__AVAILABLE DATA__:
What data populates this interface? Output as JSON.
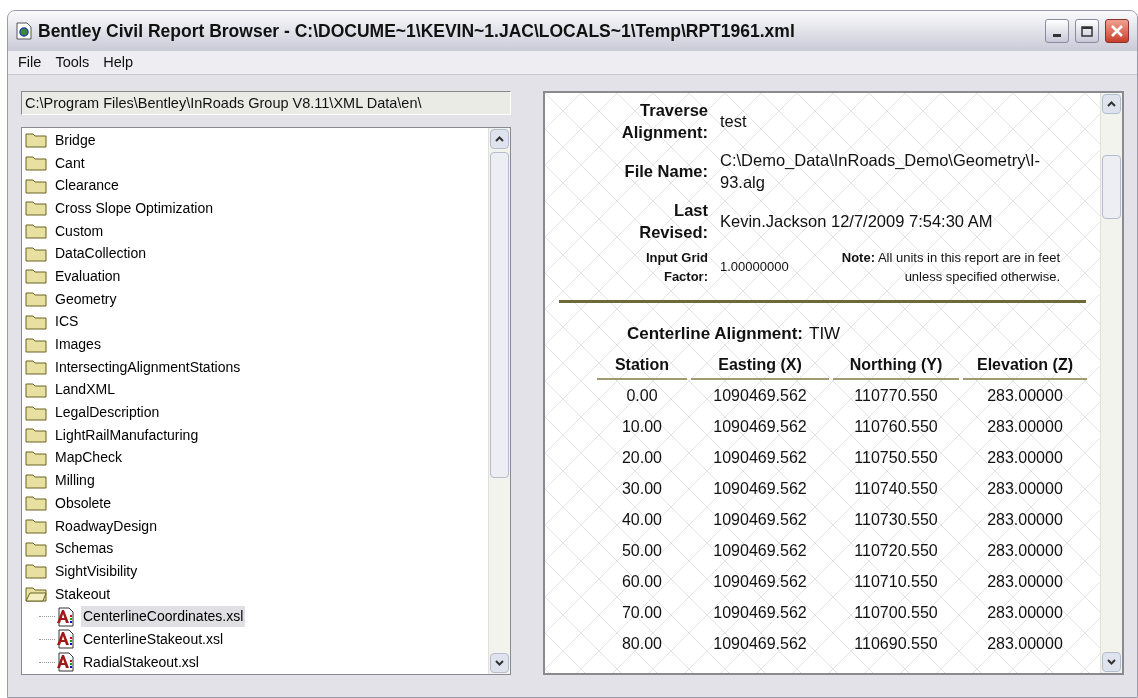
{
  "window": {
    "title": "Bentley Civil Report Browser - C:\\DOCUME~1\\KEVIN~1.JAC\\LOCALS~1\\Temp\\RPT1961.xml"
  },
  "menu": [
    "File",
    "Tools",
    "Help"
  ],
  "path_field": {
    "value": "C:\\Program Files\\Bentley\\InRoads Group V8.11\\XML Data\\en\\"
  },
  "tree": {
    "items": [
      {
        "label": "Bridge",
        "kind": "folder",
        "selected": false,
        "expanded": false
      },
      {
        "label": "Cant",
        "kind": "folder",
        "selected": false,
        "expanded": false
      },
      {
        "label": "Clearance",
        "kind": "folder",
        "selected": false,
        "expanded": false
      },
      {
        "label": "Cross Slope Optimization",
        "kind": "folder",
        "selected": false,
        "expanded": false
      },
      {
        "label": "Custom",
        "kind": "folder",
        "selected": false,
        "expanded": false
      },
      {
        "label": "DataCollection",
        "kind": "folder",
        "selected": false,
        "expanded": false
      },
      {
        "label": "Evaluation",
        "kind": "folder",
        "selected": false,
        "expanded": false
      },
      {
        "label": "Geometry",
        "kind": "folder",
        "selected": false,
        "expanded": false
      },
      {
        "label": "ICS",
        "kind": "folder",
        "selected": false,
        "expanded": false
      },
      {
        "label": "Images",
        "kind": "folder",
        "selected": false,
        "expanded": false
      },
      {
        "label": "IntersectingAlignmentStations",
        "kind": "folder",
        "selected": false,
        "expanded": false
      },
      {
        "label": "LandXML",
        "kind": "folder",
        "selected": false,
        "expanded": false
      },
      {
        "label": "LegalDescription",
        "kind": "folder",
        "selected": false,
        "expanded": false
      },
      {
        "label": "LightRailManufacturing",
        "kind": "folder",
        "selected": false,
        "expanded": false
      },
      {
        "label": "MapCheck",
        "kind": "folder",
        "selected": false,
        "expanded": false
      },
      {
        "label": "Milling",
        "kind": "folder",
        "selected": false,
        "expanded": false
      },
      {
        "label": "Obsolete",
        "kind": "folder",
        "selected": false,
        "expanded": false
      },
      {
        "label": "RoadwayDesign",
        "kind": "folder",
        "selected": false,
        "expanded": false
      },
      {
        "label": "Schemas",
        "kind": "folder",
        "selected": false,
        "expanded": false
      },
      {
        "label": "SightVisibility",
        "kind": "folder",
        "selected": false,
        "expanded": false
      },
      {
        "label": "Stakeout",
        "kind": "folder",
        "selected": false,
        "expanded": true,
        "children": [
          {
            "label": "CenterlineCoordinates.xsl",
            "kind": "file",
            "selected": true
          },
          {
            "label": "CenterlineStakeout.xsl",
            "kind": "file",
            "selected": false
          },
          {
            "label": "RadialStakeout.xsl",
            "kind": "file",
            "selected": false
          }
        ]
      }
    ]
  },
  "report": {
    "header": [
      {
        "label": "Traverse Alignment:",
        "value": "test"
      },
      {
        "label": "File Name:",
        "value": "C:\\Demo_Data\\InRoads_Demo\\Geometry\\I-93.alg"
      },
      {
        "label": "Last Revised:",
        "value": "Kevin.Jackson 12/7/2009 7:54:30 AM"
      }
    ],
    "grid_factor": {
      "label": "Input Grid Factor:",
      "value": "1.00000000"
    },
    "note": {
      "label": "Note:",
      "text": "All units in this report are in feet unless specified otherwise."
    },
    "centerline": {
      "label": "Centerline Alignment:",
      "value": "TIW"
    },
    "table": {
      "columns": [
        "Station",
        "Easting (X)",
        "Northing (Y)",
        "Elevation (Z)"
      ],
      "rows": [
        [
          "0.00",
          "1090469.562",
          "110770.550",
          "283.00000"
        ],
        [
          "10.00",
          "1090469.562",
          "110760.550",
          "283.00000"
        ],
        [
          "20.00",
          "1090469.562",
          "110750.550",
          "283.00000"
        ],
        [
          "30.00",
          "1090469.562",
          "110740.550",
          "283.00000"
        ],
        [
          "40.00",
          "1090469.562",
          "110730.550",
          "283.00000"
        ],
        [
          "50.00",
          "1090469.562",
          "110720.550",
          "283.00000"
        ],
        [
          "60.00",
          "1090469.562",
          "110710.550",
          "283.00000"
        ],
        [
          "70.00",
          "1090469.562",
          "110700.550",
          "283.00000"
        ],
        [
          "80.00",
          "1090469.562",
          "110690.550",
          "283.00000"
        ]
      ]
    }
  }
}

__WHAT YOU SHOULD DO__:
Quote the records above exactly, leaving out any pictures.

__RESPONSE__:
What data populates this interface? Output as JSON.
{
  "window": {
    "title": "Bentley Civil Report Browser - C:\\DOCUME~1\\KEVIN~1.JAC\\LOCALS~1\\Temp\\RPT1961.xml"
  },
  "menu": [
    "File",
    "Tools",
    "Help"
  ],
  "path_field": {
    "value": "C:\\Program Files\\Bentley\\InRoads Group V8.11\\XML Data\\en\\"
  },
  "tree": {
    "items": [
      {
        "label": "Bridge",
        "kind": "folder",
        "selected": false,
        "expanded": false
      },
      {
        "label": "Cant",
        "kind": "folder",
        "selected": false,
        "expanded": false
      },
      {
        "label": "Clearance",
        "kind": "folder",
        "selected": false,
        "expanded": false
      },
      {
        "label": "Cross Slope Optimization",
        "kind": "folder",
        "selected": false,
        "expanded": false
      },
      {
        "label": "Custom",
        "kind": "folder",
        "selected": false,
        "expanded": false
      },
      {
        "label": "DataCollection",
        "kind": "folder",
        "selected": false,
        "expanded": false
      },
      {
        "label": "Evaluation",
        "kind": "folder",
        "selected": false,
        "expanded": false
      },
      {
        "label": "Geometry",
        "kind": "folder",
        "selected": false,
        "expanded": false
      },
      {
        "label": "ICS",
        "kind": "folder",
        "selected": false,
        "expanded": false
      },
      {
        "label": "Images",
        "kind": "folder",
        "selected": false,
        "expanded": false
      },
      {
        "label": "IntersectingAlignmentStations",
        "kind": "folder",
        "selected": false,
        "expanded": false
      },
      {
        "label": "LandXML",
        "kind": "folder",
        "selected": false,
        "expanded": false
      },
      {
        "label": "LegalDescription",
        "kind": "folder",
        "selected": false,
        "expanded": false
      },
      {
        "label": "LightRailManufacturing",
        "kind": "folder",
        "selected": false,
        "expanded": false
      },
      {
        "label": "MapCheck",
        "kind": "folder",
        "selected": false,
        "expanded": false
      },
      {
        "label": "Milling",
        "kind": "folder",
        "selected": false,
        "expanded": false
      },
      {
        "label": "Obsolete",
        "kind": "folder",
        "selected": false,
        "expanded": false
      },
      {
        "label": "RoadwayDesign",
        "kind": "folder",
        "selected": false,
        "expanded": false
      },
      {
        "label": "Schemas",
        "kind": "folder",
        "selected": false,
        "expanded": false
      },
      {
        "label": "SightVisibility",
        "kind": "folder",
        "selected": false,
        "expanded": false
      },
      {
        "label": "Stakeout",
        "kind": "folder",
        "selected": false,
        "expanded": true,
        "children": [
          {
            "label": "CenterlineCoordinates.xsl",
            "kind": "file",
            "selected": true
          },
          {
            "label": "CenterlineStakeout.xsl",
            "kind": "file",
            "selected": false
          },
          {
            "label": "RadialStakeout.xsl",
            "kind": "file",
            "selected": false
          }
        ]
      }
    ]
  },
  "report": {
    "header": [
      {
        "label": "Traverse Alignment:",
        "value": "test"
      },
      {
        "label": "File Name:",
        "value": "C:\\Demo_Data\\InRoads_Demo\\Geometry\\I-93.alg"
      },
      {
        "label": "Last Revised:",
        "value": "Kevin.Jackson 12/7/2009 7:54:30 AM"
      }
    ],
    "grid_factor": {
      "label": "Input Grid Factor:",
      "value": "1.00000000"
    },
    "note": {
      "label": "Note:",
      "text": "All units in this report are in feet unless specified otherwise."
    },
    "centerline": {
      "label": "Centerline Alignment:",
      "value": "TIW"
    },
    "table": {
      "columns": [
        "Station",
        "Easting (X)",
        "Northing (Y)",
        "Elevation (Z)"
      ],
      "rows": [
        [
          "0.00",
          "1090469.562",
          "110770.550",
          "283.00000"
        ],
        [
          "10.00",
          "1090469.562",
          "110760.550",
          "283.00000"
        ],
        [
          "20.00",
          "1090469.562",
          "110750.550",
          "283.00000"
        ],
        [
          "30.00",
          "1090469.562",
          "110740.550",
          "283.00000"
        ],
        [
          "40.00",
          "1090469.562",
          "110730.550",
          "283.00000"
        ],
        [
          "50.00",
          "1090469.562",
          "110720.550",
          "283.00000"
        ],
        [
          "60.00",
          "1090469.562",
          "110710.550",
          "283.00000"
        ],
        [
          "70.00",
          "1090469.562",
          "110700.550",
          "283.00000"
        ],
        [
          "80.00",
          "1090469.562",
          "110690.550",
          "283.00000"
        ]
      ]
    }
  }
}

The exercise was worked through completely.